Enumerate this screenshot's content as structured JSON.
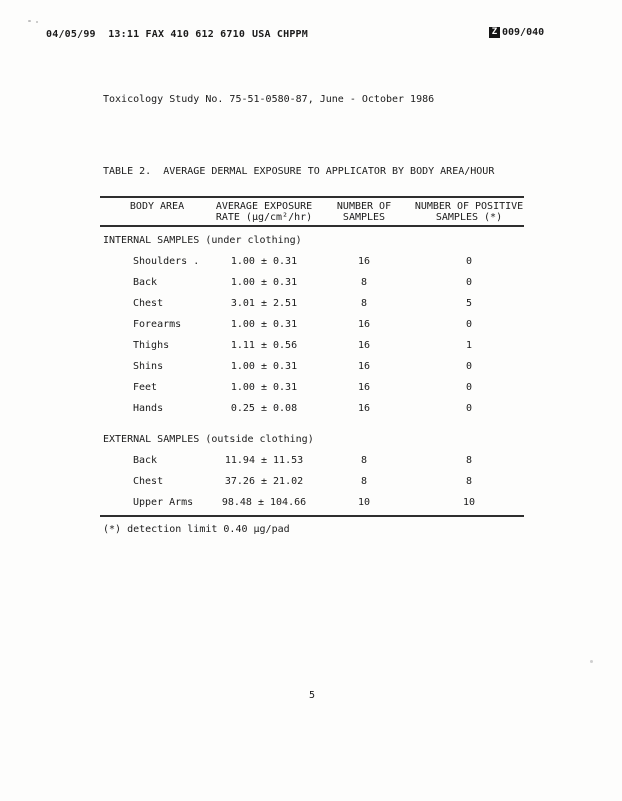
{
  "fax_header": {
    "timestamp_line": "04/05/99  13:11 FAX 410 612 6710",
    "sender": "USA CHPPM",
    "page_icon_glyph": "Z",
    "page_counter": "009/040"
  },
  "document": {
    "study_title": "Toxicology Study No. 75-51-0580-87, June - October 1986",
    "table_caption": "TABLE 2.  AVERAGE DERMAL EXPOSURE TO APPLICATOR BY BODY AREA/HOUR",
    "footnote": "(*) detection limit 0.40 µg/pad",
    "page_number": "5"
  },
  "table": {
    "columns": [
      {
        "line1": "BODY AREA",
        "line2": ""
      },
      {
        "line1": "AVERAGE EXPOSURE",
        "line2": "RATE (µg/cm²/hr)"
      },
      {
        "line1": "NUMBER OF",
        "line2": "SAMPLES"
      },
      {
        "line1": "NUMBER OF POSITIVE",
        "line2": "SAMPLES (*)"
      }
    ],
    "sections": [
      {
        "label": "INTERNAL SAMPLES (under clothing)",
        "rows": [
          {
            "area": "Shoulders .",
            "rate": "1.00 ± 0.31",
            "samples": "16",
            "positive": "0"
          },
          {
            "area": "Back",
            "rate": "1.00 ± 0.31",
            "samples": "8",
            "positive": "0"
          },
          {
            "area": "Chest",
            "rate": "3.01 ± 2.51",
            "samples": "8",
            "positive": "5"
          },
          {
            "area": "Forearms",
            "rate": "1.00 ± 0.31",
            "samples": "16",
            "positive": "0"
          },
          {
            "area": "Thighs",
            "rate": "1.11 ± 0.56",
            "samples": "16",
            "positive": "1"
          },
          {
            "area": "Shins",
            "rate": "1.00 ± 0.31",
            "samples": "16",
            "positive": "0"
          },
          {
            "area": "Feet",
            "rate": "1.00 ± 0.31",
            "samples": "16",
            "positive": "0"
          },
          {
            "area": "Hands",
            "rate": "0.25 ± 0.08",
            "samples": "16",
            "positive": "0"
          }
        ]
      },
      {
        "label": "EXTERNAL SAMPLES (outside clothing)",
        "rows": [
          {
            "area": "Back",
            "rate": "11.94 ± 11.53",
            "samples": "8",
            "positive": "8"
          },
          {
            "area": "Chest",
            "rate": "37.26 ± 21.02",
            "samples": "8",
            "positive": "8"
          },
          {
            "area": "Upper Arms",
            "rate": "98.48 ± 104.66",
            "samples": "10",
            "positive": "10"
          }
        ]
      }
    ]
  }
}
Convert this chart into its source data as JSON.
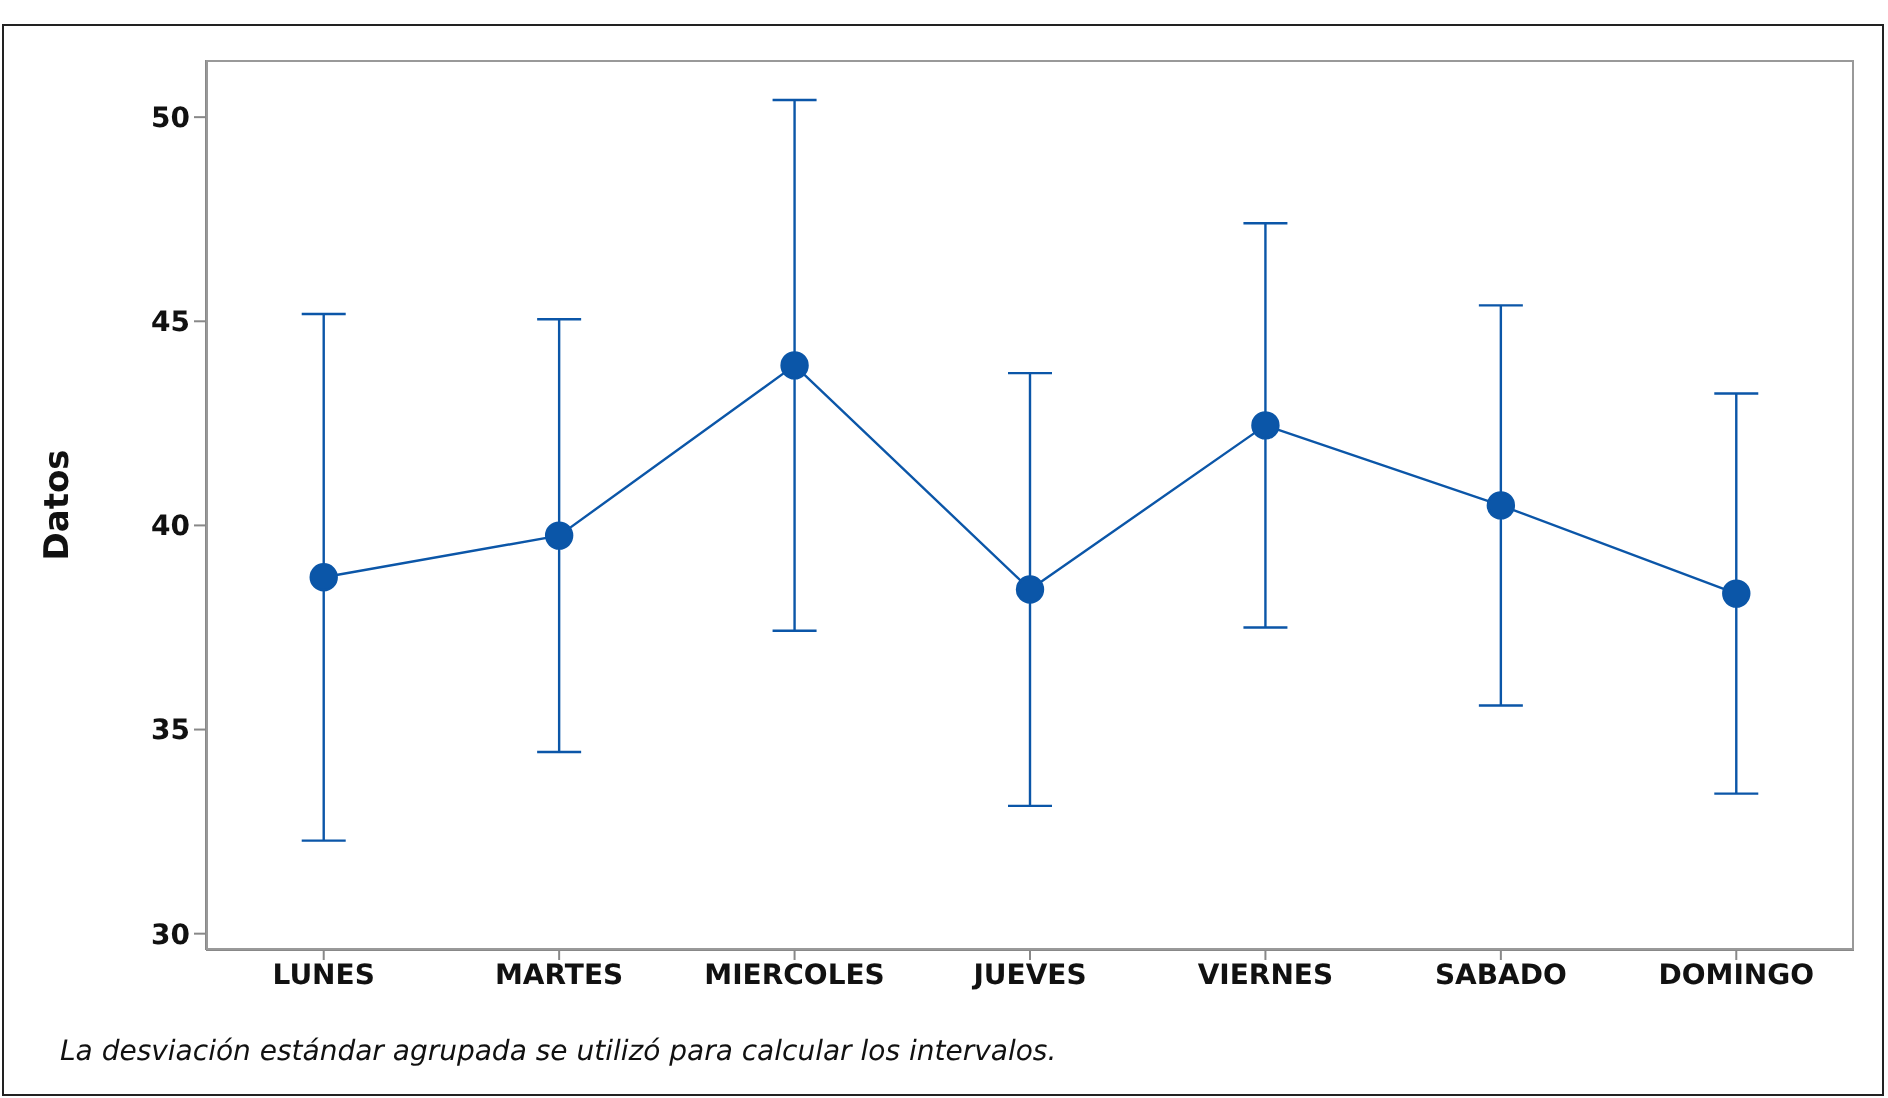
{
  "chart_data": {
    "type": "line",
    "ylabel": "Datos",
    "categories": [
      "LUNES",
      "MARTES",
      "MIERCOLES",
      "JUEVES",
      "VIERNES",
      "SABADO",
      "DOMINGO"
    ],
    "color": "#0b56a8",
    "values": [
      38.73,
      39.75,
      43.92,
      38.43,
      42.45,
      40.49,
      38.33
    ],
    "errors": [
      6.45,
      5.3,
      6.5,
      5.3,
      4.95,
      4.9,
      4.9
    ],
    "ylim": [
      29.6,
      51.4
    ],
    "yticks": [
      30,
      35,
      40,
      45,
      50
    ],
    "marker": "circle",
    "line_style": "solid",
    "annotations": [
      "La desviación estándar agrupada se utilizó para calcular los intervalos."
    ]
  }
}
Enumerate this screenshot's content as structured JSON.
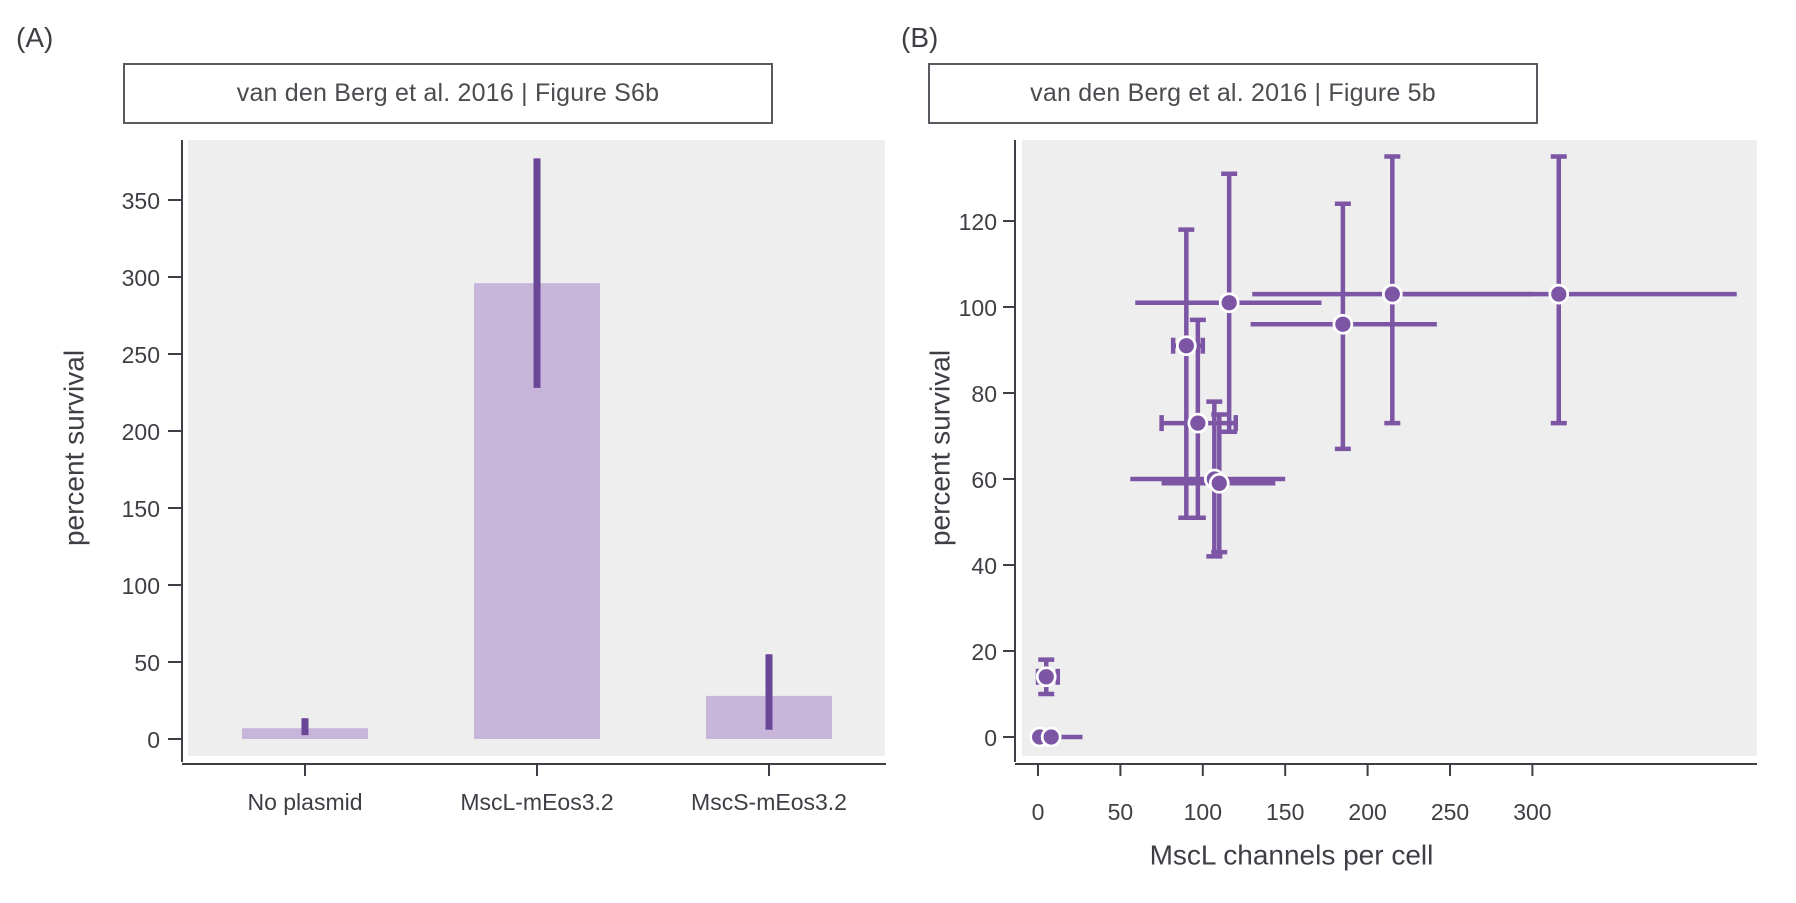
{
  "colors": {
    "plot_bg": "#EFEEEF",
    "bar_fill": "#C8B5DA",
    "bar_error": "#6A4696",
    "point_fill": "#7C55A4",
    "point_edge": "#FFFFFF",
    "axis": "#3F3E45",
    "tick_text": "#3F3E45",
    "title_text": "#4B4B50"
  },
  "chart_data": [
    {
      "panel_label": "(A)",
      "type": "bar",
      "title": "van den Berg et al. 2016 | Figure S6b",
      "xlabel": "",
      "ylabel": "percent survival",
      "categories": [
        "No plasmid",
        "MscL-mEos3.2",
        "MscS-mEos3.2"
      ],
      "values": [
        7,
        296,
        28
      ],
      "error_low": [
        2.5,
        228,
        6
      ],
      "error_high": [
        13.5,
        377,
        55
      ],
      "yticks": [
        0,
        50,
        100,
        150,
        200,
        250,
        300,
        350
      ],
      "ylim": [
        -11,
        388
      ],
      "grid": false,
      "legend": "none"
    },
    {
      "panel_label": "(B)",
      "type": "scatter",
      "title": "van den Berg et al. 2016 | Figure 5b",
      "xlabel": "MscL channels per cell",
      "ylabel": "percent survival",
      "xticks": [
        0,
        50,
        100,
        150,
        200,
        250,
        300
      ],
      "yticks": [
        0,
        20,
        40,
        60,
        80,
        100,
        120
      ],
      "xlim": [
        -10,
        436
      ],
      "ylim": [
        -4.4,
        139
      ],
      "grid": false,
      "legend": "none",
      "points": [
        {
          "x": 1,
          "y": 0,
          "x_err": [
            1,
            1
          ],
          "y_err": [
            0,
            0
          ],
          "x_caps": false
        },
        {
          "x": 8,
          "y": 0,
          "x_err": [
            0,
            27
          ],
          "y_err": [
            0,
            0
          ],
          "x_caps": false
        },
        {
          "x": 5,
          "y": 14,
          "x_err": [
            0,
            12
          ],
          "y_err": [
            10,
            18
          ],
          "x_caps": true
        },
        {
          "x": 90,
          "y": 91,
          "x_err": [
            82,
            100
          ],
          "y_err": [
            51,
            118
          ],
          "x_caps": true
        },
        {
          "x": 97,
          "y": 73,
          "x_err": [
            75,
            120
          ],
          "y_err": [
            51,
            97
          ],
          "x_caps": true
        },
        {
          "x": 107,
          "y": 60,
          "x_err": [
            56,
            150
          ],
          "y_err": [
            42,
            78
          ],
          "x_caps": false
        },
        {
          "x": 110,
          "y": 59,
          "x_err": [
            75,
            144
          ],
          "y_err": [
            43,
            75
          ],
          "x_caps": false
        },
        {
          "x": 116,
          "y": 101,
          "x_err": [
            59,
            172
          ],
          "y_err": [
            71,
            131
          ],
          "x_caps": false
        },
        {
          "x": 185,
          "y": 96,
          "x_err": [
            129,
            242
          ],
          "y_err": [
            67,
            124
          ],
          "x_caps": false
        },
        {
          "x": 215,
          "y": 103,
          "x_err": [
            130,
            300
          ],
          "y_err": [
            73,
            135
          ],
          "x_caps": false
        },
        {
          "x": 316,
          "y": 103,
          "x_err": [
            215,
            424
          ],
          "y_err": [
            73,
            135
          ],
          "x_caps": false
        }
      ]
    }
  ]
}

-------

What the task requires:
Lines of the material that contain the word "clothing" are to be gathered.

Complete answer:
        "label": "INTERNAL SAMPLES (under clothing)",
        "label": "EXTERNAL SAMPLES (outside clothing)",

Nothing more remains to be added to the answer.